* TASK INSTRUCTIONS *
From the data that follows, report how many lines hold the string "ffffff", giving only the number.

* THE DATA *
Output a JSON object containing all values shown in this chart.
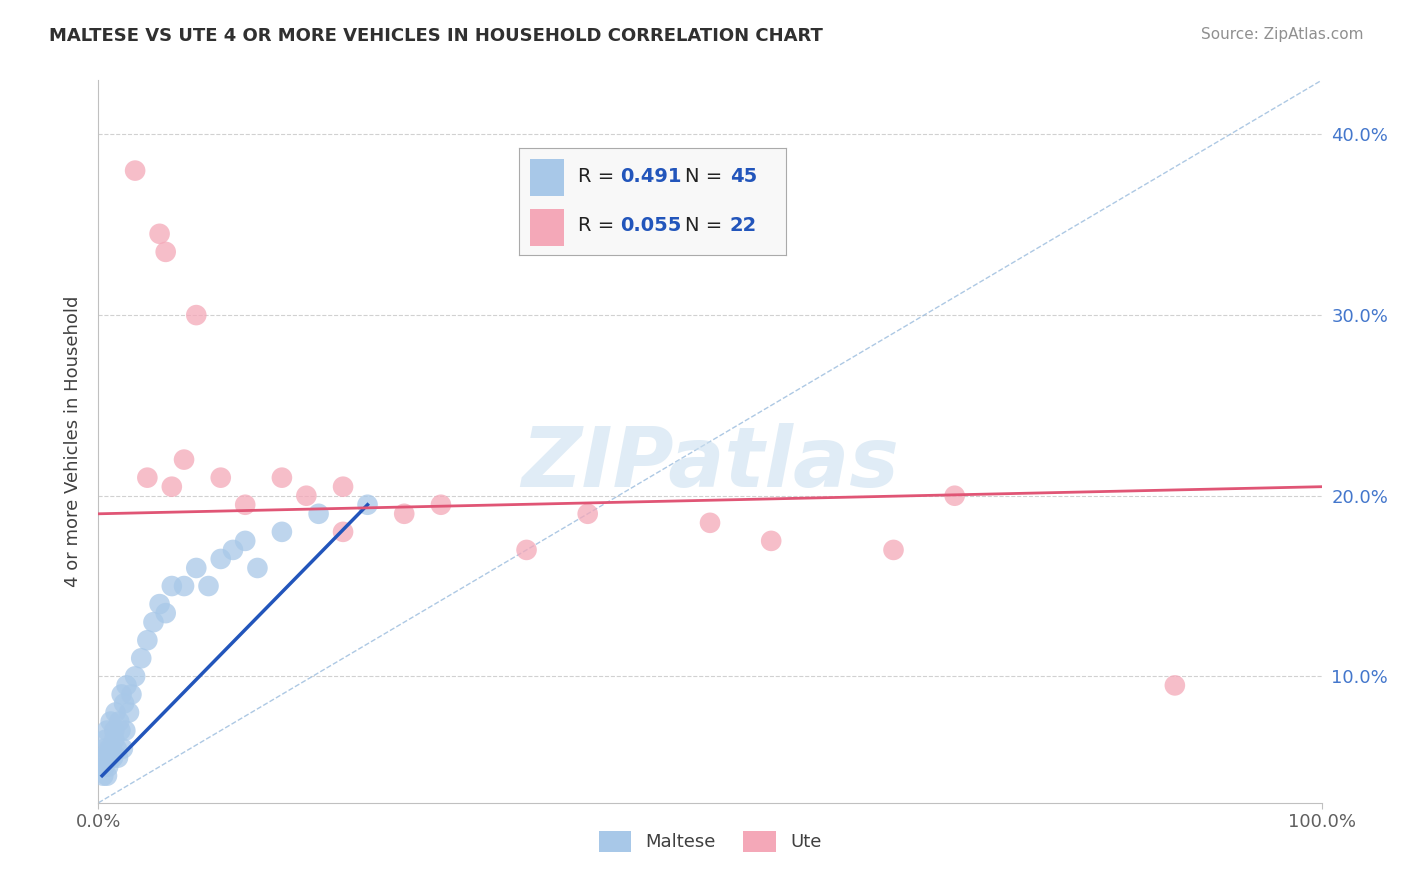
{
  "title": "MALTESE VS UTE 4 OR MORE VEHICLES IN HOUSEHOLD CORRELATION CHART",
  "source_text": "Source: ZipAtlas.com",
  "ylabel": "4 or more Vehicles in Household",
  "xlim": [
    0,
    100
  ],
  "ylim": [
    3,
    43
  ],
  "ytick_values": [
    10,
    20,
    30,
    40
  ],
  "maltese_R": 0.491,
  "maltese_N": 45,
  "ute_R": 0.055,
  "ute_N": 22,
  "maltese_color": "#a8c8e8",
  "ute_color": "#f4a8b8",
  "maltese_line_color": "#2255bb",
  "ute_line_color": "#e05575",
  "diag_line_color": "#99bbdd",
  "watermark_color": "#cce0f0",
  "background_color": "#ffffff",
  "grid_color": "#cccccc",
  "maltese_x": [
    0.3,
    0.4,
    0.5,
    0.5,
    0.6,
    0.6,
    0.7,
    0.7,
    0.8,
    0.9,
    1.0,
    1.0,
    1.1,
    1.2,
    1.3,
    1.3,
    1.4,
    1.5,
    1.6,
    1.7,
    1.8,
    1.9,
    2.0,
    2.1,
    2.2,
    2.3,
    2.5,
    2.7,
    3.0,
    3.5,
    4.0,
    4.5,
    5.0,
    5.5,
    6.0,
    7.0,
    8.0,
    9.0,
    10.0,
    11.0,
    12.0,
    13.0,
    15.0,
    18.0,
    22.0
  ],
  "maltese_y": [
    5.5,
    4.5,
    6.0,
    5.0,
    5.5,
    6.5,
    4.5,
    7.0,
    5.0,
    6.0,
    5.5,
    7.5,
    6.0,
    5.5,
    7.0,
    6.5,
    8.0,
    6.0,
    5.5,
    7.5,
    7.0,
    9.0,
    6.0,
    8.5,
    7.0,
    9.5,
    8.0,
    9.0,
    10.0,
    11.0,
    12.0,
    13.0,
    14.0,
    13.5,
    15.0,
    15.0,
    16.0,
    15.0,
    16.5,
    17.0,
    17.5,
    16.0,
    18.0,
    19.0,
    19.5
  ],
  "ute_x": [
    3.0,
    5.0,
    5.5,
    8.0,
    4.0,
    6.0,
    7.0,
    10.0,
    12.0,
    15.0,
    17.0,
    20.0,
    25.0,
    28.0,
    35.0,
    40.0,
    50.0,
    55.0,
    65.0,
    70.0,
    88.0,
    20.0
  ],
  "ute_y": [
    38.0,
    34.5,
    33.5,
    30.0,
    21.0,
    20.5,
    22.0,
    21.0,
    19.5,
    21.0,
    20.0,
    20.5,
    19.0,
    19.5,
    17.0,
    19.0,
    18.5,
    17.5,
    17.0,
    20.0,
    9.5,
    18.0
  ],
  "ute_line_y0": 19.0,
  "ute_line_y100": 20.5,
  "maltese_line_x0": 0.3,
  "maltese_line_y0": 4.5,
  "maltese_line_x1": 22.0,
  "maltese_line_y1": 19.5
}
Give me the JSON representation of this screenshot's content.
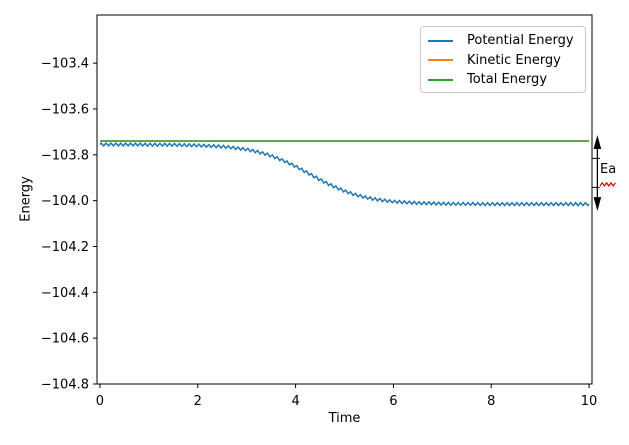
{
  "figure": {
    "background": "#ffffff"
  },
  "chart_data": {
    "type": "line",
    "title": "",
    "xlabel": "Time",
    "ylabel": "Energy",
    "xlim": [
      -0.06,
      10.06
    ],
    "ylim": [
      -104.8,
      -103.19
    ],
    "grid": false,
    "xticks": [
      0,
      2,
      4,
      6,
      8,
      10
    ],
    "xtick_labels": [
      "0",
      "2",
      "4",
      "6",
      "8",
      "10"
    ],
    "yticks": [
      -103.4,
      -103.6,
      -103.8,
      -104.0,
      -104.2,
      -104.4,
      -104.6,
      -104.8
    ],
    "ytick_labels": [
      "−103.4",
      "−103.6",
      "−103.8",
      "−104.0",
      "−104.2",
      "−104.4",
      "−104.6",
      "−104.8"
    ],
    "legend": {
      "location": "upper right",
      "border_color": "#c9c9c9"
    },
    "x": [
      0,
      0.2,
      0.4,
      0.6,
      0.8,
      1,
      1.2,
      1.4,
      1.6,
      1.8,
      2,
      2.2,
      2.4,
      2.6,
      2.8,
      3,
      3.2,
      3.4,
      3.6,
      3.8,
      4,
      4.2,
      4.4,
      4.6,
      4.8,
      5,
      5.2,
      5.4,
      5.6,
      5.8,
      6,
      6.2,
      6.4,
      6.6,
      6.8,
      7,
      7.2,
      7.4,
      7.6,
      7.8,
      8,
      8.2,
      8.4,
      8.6,
      8.8,
      9,
      9.2,
      9.4,
      9.6,
      9.8,
      10
    ],
    "series": [
      {
        "name": "Potential Energy",
        "color": "#1f77b4",
        "values": [
          -103.755,
          -103.755,
          -103.755,
          -103.755,
          -103.755,
          -103.756,
          -103.756,
          -103.756,
          -103.757,
          -103.758,
          -103.759,
          -103.761,
          -103.763,
          -103.766,
          -103.771,
          -103.777,
          -103.786,
          -103.797,
          -103.812,
          -103.83,
          -103.85,
          -103.873,
          -103.897,
          -103.92,
          -103.94,
          -103.958,
          -103.973,
          -103.984,
          -103.993,
          -103.999,
          -104.004,
          -104.007,
          -104.009,
          -104.011,
          -104.012,
          -104.013,
          -104.014,
          -104.014,
          -104.014,
          -104.015,
          -104.015,
          -104.015,
          -104.015,
          -104.015,
          -104.015,
          -104.015,
          -104.015,
          -104.015,
          -104.015,
          -104.015,
          -104.015
        ],
        "oscillation": {
          "amplitude": 0.006,
          "period": 0.1
        }
      },
      {
        "name": "Kinetic Energy",
        "color": "#ff7f0e",
        "constant": -103.74
      },
      {
        "name": "Total Energy",
        "color": "#2ca02c",
        "constant": -103.74
      }
    ],
    "annotation": {
      "label": "Ea",
      "x": 10.17,
      "from_value": -103.74,
      "to_value": -104.015,
      "arrow_color": "#000000",
      "underline_color": "#d40000"
    }
  }
}
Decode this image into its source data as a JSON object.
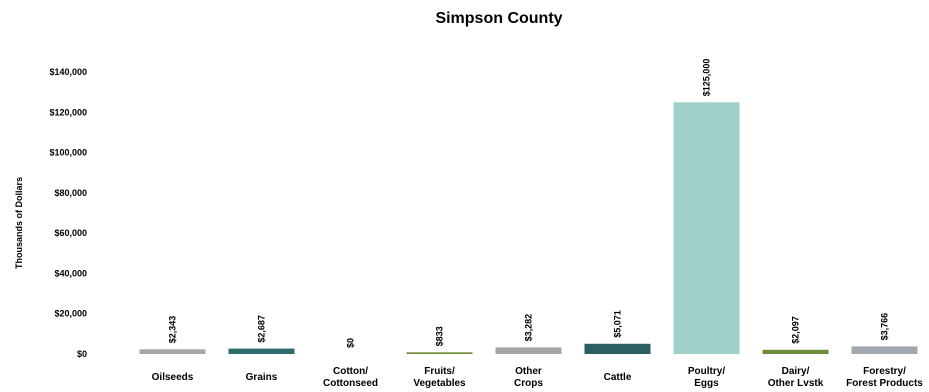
{
  "chart_data": {
    "type": "bar",
    "title": "Simpson County",
    "ylabel": "Thousands of Dollars",
    "xlabel": "",
    "ylim": [
      0,
      140000
    ],
    "yticks": [
      0,
      20000,
      40000,
      60000,
      80000,
      100000,
      120000,
      140000
    ],
    "ytick_labels": [
      "$0",
      "$20,000",
      "$40,000",
      "$60,000",
      "$80,000",
      "$100,000",
      "$120,000",
      "$140,000"
    ],
    "grid": false,
    "legend": "none",
    "categories": [
      [
        "Oilseeds"
      ],
      [
        "Grains"
      ],
      [
        "Cotton/",
        "Cottonseed"
      ],
      [
        "Fruits/",
        "Vegetables"
      ],
      [
        "Other",
        "Crops"
      ],
      [
        "Cattle"
      ],
      [
        "Poultry/",
        "Eggs"
      ],
      [
        "Dairy/",
        "Other Lvstk"
      ],
      [
        "Forestry/",
        "Forest Products"
      ]
    ],
    "values": [
      2343,
      2687,
      0,
      833,
      3282,
      5071,
      125000,
      2097,
      3766
    ],
    "value_labels": [
      "$2,343",
      "$2,687",
      "$0",
      "$833",
      "$3,282",
      "$5,071",
      "$125,000",
      "$2,097",
      "$3,766"
    ],
    "colors": [
      "#a5a5a5",
      "#2e6b6b",
      "#5a7f3a",
      "#6b8e3a",
      "#a5a5a5",
      "#2a6060",
      "#9fd1c8",
      "#6b8e3a",
      "#a0a8b0"
    ]
  }
}
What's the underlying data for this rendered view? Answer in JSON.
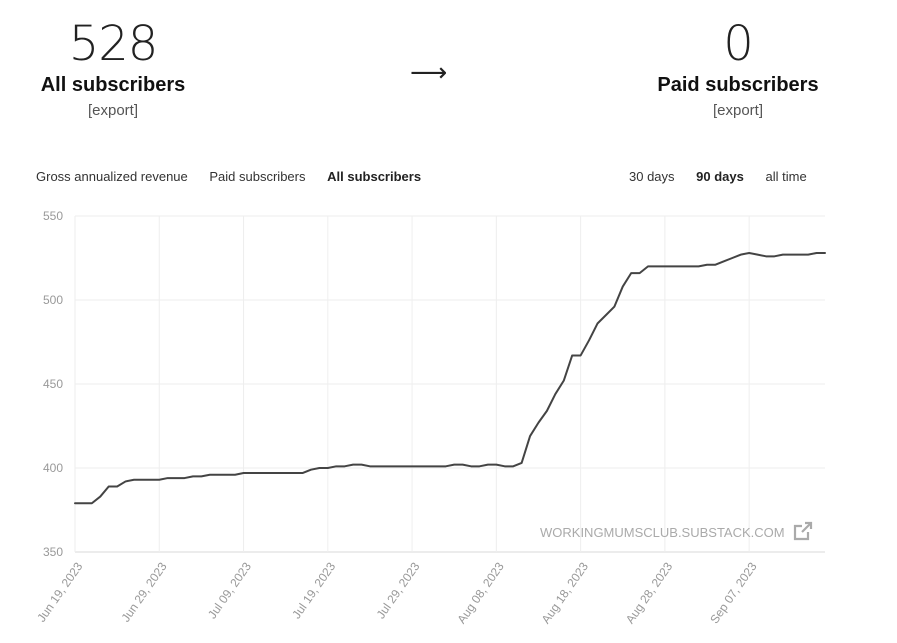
{
  "stats": {
    "all": {
      "value": "528",
      "label": "All subscribers",
      "export": "[export]"
    },
    "paid": {
      "value": "0",
      "label": "Paid subscribers",
      "export": "[export]"
    },
    "arrow": "⟶"
  },
  "metric_tabs": [
    {
      "label": "Gross annualized revenue",
      "active": false
    },
    {
      "label": "Paid subscribers",
      "active": false
    },
    {
      "label": "All subscribers",
      "active": true
    }
  ],
  "range_tabs": [
    {
      "label": "30 days",
      "active": false
    },
    {
      "label": "90 days",
      "active": true
    },
    {
      "label": "all time",
      "active": false
    }
  ],
  "watermark": "WORKINGMUMSCLUB.SUBSTACK.COM",
  "chart_data": {
    "type": "line",
    "title": "",
    "xlabel": "",
    "ylabel": "",
    "ylim": [
      350,
      550
    ],
    "yticks": [
      350,
      400,
      450,
      500,
      550
    ],
    "xticks": [
      "Jun 19, 2023",
      "Jun 29, 2023",
      "Jul 09, 2023",
      "Jul 19, 2023",
      "Jul 29, 2023",
      "Aug 08, 2023",
      "Aug 18, 2023",
      "Aug 28, 2023",
      "Sep 07, 2023"
    ],
    "x_start": "2023-06-19",
    "x_end": "2023-09-16",
    "grid": true,
    "color": "#444444",
    "series": [
      {
        "x": [
          "2023-06-19",
          "2023-06-20",
          "2023-06-21",
          "2023-06-22",
          "2023-06-23",
          "2023-06-24",
          "2023-06-25",
          "2023-06-26",
          "2023-06-27",
          "2023-06-28",
          "2023-06-29",
          "2023-06-30",
          "2023-07-01",
          "2023-07-02",
          "2023-07-03",
          "2023-07-04",
          "2023-07-05",
          "2023-07-06",
          "2023-07-07",
          "2023-07-08",
          "2023-07-09",
          "2023-07-10",
          "2023-07-11",
          "2023-07-12",
          "2023-07-13",
          "2023-07-14",
          "2023-07-15",
          "2023-07-16",
          "2023-07-17",
          "2023-07-18",
          "2023-07-19",
          "2023-07-20",
          "2023-07-21",
          "2023-07-22",
          "2023-07-23",
          "2023-07-24",
          "2023-07-25",
          "2023-07-26",
          "2023-07-27",
          "2023-07-28",
          "2023-07-29",
          "2023-07-30",
          "2023-07-31",
          "2023-08-01",
          "2023-08-02",
          "2023-08-03",
          "2023-08-04",
          "2023-08-05",
          "2023-08-06",
          "2023-08-07",
          "2023-08-08",
          "2023-08-09",
          "2023-08-10",
          "2023-08-11",
          "2023-08-12",
          "2023-08-13",
          "2023-08-14",
          "2023-08-15",
          "2023-08-16",
          "2023-08-17",
          "2023-08-18",
          "2023-08-19",
          "2023-08-20",
          "2023-08-21",
          "2023-08-22",
          "2023-08-23",
          "2023-08-24",
          "2023-08-25",
          "2023-08-26",
          "2023-08-27",
          "2023-08-28",
          "2023-08-29",
          "2023-08-30",
          "2023-08-31",
          "2023-09-01",
          "2023-09-02",
          "2023-09-03",
          "2023-09-04",
          "2023-09-05",
          "2023-09-06",
          "2023-09-07",
          "2023-09-08",
          "2023-09-09",
          "2023-09-10",
          "2023-09-11",
          "2023-09-12",
          "2023-09-13",
          "2023-09-14",
          "2023-09-15",
          "2023-09-16"
        ],
        "values": [
          379,
          379,
          379,
          383,
          389,
          389,
          392,
          393,
          393,
          393,
          393,
          394,
          394,
          394,
          395,
          395,
          396,
          396,
          396,
          396,
          397,
          397,
          397,
          397,
          397,
          397,
          397,
          397,
          399,
          400,
          400,
          401,
          401,
          402,
          402,
          401,
          401,
          401,
          401,
          401,
          401,
          401,
          401,
          401,
          401,
          402,
          402,
          401,
          401,
          402,
          402,
          401,
          401,
          403,
          419,
          427,
          434,
          444,
          452,
          467,
          467,
          476,
          486,
          491,
          496,
          508,
          516,
          516,
          520,
          520,
          520,
          520,
          520,
          520,
          520,
          521,
          521,
          523,
          525,
          527,
          528,
          527,
          526,
          526,
          527,
          527,
          527,
          527,
          528,
          528
        ]
      }
    ]
  }
}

* ANSWER FOR THIS EXERCISE *
2